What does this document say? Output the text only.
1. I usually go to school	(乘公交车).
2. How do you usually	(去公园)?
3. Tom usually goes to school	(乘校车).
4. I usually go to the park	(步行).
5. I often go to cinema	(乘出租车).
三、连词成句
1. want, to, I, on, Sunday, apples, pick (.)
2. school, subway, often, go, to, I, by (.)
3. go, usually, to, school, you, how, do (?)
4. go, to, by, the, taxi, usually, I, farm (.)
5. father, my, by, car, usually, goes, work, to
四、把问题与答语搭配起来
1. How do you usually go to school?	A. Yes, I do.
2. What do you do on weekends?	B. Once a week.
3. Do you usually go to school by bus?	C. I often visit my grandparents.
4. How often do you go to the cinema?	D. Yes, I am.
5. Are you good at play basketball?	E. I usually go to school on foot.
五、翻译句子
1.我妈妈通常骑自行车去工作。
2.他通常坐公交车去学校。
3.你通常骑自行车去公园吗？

Do this: Above are the records; retype them all without a single difference.

Solution to this problem:
What does this document say? Output the text only.
1. I usually go to school	(乘公交车).
2. How do you usually	(去公园)?
3. Tom usually goes to school	(乘校车).
4. I usually go to the park	(步行).
5. I often go to cinema	(乘出租车).
三、连词成句
1. want, to, I, on, Sunday, apples, pick (.)
2. school, subway, often, go, to, I, by (.)
3. go, usually, to, school, you, how, do (?)
4. go, to, by, the, taxi, usually, I, farm (.)
5. father, my, by, car, usually, goes, work, to
四、把问题与答语搭配起来
1. How do you usually go to school?	A. Yes, I do.
2. What do you do on weekends?	B. Once a week.
3. Do you usually go to school by bus?	C. I often visit my grandparents.
4. How often do you go to the cinema?	D. Yes, I am.
5. Are you good at play basketball?	E. I usually go to school on foot.
五、翻译句子
1.我妈妈通常骑自行车去工作。
2.他通常坐公交车去学校。
3.你通常骑自行车去公园吗？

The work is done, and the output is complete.